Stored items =
┌──
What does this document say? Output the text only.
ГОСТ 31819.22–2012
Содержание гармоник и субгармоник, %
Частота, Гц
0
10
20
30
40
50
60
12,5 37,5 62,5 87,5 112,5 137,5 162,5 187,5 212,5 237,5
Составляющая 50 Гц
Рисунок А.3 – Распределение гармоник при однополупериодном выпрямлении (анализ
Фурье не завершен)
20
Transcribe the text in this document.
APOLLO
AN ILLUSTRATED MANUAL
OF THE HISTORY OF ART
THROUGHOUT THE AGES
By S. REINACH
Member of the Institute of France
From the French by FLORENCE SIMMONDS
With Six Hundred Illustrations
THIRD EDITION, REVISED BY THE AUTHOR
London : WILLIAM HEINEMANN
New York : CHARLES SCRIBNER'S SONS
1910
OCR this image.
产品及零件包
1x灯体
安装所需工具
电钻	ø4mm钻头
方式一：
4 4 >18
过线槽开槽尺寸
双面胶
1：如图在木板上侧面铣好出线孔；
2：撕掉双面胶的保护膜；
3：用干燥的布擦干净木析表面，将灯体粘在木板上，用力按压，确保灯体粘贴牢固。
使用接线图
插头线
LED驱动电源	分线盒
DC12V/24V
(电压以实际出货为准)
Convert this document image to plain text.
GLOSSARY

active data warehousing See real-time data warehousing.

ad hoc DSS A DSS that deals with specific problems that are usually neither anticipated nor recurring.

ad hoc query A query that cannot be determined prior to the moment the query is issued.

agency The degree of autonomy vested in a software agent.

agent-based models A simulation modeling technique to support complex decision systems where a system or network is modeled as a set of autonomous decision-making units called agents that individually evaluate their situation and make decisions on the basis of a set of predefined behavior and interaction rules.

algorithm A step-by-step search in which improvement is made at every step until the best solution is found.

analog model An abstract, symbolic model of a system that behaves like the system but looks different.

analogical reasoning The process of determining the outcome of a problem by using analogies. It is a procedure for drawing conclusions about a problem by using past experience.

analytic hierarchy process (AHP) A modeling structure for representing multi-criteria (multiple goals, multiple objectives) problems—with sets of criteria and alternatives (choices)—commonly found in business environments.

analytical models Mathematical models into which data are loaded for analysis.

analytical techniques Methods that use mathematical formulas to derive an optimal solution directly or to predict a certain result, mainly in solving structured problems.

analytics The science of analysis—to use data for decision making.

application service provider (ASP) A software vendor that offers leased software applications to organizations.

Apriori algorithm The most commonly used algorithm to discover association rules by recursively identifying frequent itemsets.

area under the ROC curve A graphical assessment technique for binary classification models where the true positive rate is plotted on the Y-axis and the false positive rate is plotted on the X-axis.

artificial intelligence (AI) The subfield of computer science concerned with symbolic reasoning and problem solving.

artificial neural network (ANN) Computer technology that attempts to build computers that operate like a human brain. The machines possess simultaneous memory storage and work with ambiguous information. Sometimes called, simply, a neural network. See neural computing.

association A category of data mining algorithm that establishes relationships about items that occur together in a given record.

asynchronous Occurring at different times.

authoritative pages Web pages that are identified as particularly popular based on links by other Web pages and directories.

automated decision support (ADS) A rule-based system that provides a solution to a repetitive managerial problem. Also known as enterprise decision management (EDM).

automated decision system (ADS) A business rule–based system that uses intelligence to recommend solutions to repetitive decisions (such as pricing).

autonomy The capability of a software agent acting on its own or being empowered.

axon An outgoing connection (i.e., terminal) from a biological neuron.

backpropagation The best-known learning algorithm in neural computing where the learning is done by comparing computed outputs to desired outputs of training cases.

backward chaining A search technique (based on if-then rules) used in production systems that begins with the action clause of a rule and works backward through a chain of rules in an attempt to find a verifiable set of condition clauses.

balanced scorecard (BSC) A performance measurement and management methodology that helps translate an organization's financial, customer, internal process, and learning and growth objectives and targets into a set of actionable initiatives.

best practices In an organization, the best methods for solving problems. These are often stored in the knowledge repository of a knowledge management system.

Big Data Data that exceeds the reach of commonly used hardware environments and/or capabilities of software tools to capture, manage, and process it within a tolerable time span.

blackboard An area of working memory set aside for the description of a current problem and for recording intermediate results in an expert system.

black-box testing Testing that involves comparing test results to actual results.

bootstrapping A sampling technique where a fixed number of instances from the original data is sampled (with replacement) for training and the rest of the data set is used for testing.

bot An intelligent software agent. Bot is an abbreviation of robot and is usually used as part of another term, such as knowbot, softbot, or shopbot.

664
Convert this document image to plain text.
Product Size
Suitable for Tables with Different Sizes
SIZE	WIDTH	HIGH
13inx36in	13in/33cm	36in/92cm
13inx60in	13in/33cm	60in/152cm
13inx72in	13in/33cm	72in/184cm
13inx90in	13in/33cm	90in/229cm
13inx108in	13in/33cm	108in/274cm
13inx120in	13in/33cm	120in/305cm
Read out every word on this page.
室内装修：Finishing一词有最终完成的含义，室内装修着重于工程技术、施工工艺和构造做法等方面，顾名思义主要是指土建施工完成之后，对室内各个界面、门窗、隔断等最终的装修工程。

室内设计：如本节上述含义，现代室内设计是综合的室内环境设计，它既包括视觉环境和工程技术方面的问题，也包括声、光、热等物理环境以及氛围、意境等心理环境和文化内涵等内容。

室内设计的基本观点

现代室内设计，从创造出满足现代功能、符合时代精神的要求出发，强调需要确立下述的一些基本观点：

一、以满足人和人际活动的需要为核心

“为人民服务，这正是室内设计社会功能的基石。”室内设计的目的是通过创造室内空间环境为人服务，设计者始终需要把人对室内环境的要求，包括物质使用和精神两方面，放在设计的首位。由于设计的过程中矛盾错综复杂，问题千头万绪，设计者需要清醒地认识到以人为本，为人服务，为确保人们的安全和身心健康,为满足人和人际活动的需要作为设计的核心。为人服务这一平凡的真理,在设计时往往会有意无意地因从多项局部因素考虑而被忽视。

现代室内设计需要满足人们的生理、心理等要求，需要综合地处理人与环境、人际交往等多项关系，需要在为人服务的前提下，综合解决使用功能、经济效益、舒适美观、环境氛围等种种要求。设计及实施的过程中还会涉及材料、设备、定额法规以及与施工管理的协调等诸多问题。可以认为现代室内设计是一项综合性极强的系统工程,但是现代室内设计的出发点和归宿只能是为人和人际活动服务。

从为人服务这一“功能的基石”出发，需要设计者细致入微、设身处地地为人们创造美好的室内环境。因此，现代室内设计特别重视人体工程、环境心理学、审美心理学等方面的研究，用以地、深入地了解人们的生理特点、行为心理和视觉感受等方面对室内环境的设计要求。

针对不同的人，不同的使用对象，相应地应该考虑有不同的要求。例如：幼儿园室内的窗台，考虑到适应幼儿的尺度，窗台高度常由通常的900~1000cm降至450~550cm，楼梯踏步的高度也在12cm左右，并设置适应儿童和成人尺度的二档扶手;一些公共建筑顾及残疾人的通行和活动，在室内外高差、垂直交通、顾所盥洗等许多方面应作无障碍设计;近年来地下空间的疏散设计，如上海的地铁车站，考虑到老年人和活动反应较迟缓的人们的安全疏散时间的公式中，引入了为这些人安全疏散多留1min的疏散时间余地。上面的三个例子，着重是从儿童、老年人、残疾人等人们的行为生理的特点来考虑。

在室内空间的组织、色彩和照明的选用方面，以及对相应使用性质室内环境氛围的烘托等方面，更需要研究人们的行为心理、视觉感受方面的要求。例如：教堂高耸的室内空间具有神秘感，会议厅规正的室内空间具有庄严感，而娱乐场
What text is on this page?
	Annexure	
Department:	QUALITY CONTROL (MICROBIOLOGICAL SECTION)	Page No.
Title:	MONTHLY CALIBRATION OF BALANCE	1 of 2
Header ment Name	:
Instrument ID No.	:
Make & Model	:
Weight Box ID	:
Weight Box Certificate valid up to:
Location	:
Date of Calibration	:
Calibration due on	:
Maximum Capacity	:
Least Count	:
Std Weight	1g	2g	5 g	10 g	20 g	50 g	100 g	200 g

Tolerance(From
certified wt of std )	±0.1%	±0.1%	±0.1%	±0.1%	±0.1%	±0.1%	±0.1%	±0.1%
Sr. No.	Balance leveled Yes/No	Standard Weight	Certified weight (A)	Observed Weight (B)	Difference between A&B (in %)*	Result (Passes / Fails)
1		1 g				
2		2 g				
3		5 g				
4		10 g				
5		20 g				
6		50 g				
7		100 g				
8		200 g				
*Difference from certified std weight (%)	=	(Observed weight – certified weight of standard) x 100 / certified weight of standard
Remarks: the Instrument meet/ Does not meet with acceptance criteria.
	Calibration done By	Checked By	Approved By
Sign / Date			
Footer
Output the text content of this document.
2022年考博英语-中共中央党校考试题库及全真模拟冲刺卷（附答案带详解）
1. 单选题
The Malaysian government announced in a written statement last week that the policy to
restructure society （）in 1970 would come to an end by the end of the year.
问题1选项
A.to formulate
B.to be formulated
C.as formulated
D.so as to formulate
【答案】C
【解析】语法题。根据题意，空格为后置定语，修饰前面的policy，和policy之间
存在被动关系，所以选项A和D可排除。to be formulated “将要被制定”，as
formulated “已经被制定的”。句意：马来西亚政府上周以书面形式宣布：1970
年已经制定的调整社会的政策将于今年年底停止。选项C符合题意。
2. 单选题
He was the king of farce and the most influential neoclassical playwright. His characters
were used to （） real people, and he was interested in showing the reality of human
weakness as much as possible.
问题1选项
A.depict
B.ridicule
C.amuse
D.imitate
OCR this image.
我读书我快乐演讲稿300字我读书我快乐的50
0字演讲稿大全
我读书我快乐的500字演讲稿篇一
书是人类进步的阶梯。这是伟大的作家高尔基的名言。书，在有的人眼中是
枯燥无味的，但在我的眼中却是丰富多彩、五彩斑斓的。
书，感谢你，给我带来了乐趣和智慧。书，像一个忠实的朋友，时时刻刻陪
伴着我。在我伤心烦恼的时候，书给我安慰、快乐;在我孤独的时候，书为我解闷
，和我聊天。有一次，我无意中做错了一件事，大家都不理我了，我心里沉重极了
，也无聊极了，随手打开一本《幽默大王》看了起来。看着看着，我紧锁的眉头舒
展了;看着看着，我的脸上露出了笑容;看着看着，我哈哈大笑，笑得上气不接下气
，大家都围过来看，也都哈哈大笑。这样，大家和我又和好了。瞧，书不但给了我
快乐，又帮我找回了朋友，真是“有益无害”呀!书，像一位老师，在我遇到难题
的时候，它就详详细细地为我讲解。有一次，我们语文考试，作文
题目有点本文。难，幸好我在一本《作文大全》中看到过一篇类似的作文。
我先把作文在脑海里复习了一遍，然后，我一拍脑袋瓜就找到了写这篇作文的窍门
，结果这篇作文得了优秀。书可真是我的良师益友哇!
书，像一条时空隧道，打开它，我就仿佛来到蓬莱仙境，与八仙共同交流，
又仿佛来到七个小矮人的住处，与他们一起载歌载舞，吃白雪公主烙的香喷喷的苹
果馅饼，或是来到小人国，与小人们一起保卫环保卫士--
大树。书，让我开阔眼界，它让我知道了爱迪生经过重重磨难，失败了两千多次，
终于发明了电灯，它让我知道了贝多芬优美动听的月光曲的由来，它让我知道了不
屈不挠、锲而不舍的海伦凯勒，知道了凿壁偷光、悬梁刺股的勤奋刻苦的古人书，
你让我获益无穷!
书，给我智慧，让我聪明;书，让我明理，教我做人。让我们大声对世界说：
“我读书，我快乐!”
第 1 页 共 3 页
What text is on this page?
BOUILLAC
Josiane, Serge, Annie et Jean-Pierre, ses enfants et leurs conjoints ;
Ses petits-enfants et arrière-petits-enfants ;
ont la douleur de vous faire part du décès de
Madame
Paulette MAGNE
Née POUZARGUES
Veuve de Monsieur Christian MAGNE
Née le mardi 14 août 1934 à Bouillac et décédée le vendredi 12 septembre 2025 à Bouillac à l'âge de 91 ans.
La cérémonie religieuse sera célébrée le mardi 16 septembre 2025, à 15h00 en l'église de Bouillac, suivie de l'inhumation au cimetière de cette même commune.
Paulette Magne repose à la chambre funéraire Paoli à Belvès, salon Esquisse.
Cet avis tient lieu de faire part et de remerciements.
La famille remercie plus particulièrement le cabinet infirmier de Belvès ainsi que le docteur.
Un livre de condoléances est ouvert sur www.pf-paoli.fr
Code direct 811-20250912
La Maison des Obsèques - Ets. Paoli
└──
OBJECTIVE = Copy each line of the listing that contains the string "intelligence".

RESPONSE BELOW =
artificial intelligence (AI) The subfield of computer science concerned with symbolic reasoning and problem solving.
automated decision system (ADS) A business rule–based system that uses intelligence to recommend solutions to repetitive decisions (such as pricing).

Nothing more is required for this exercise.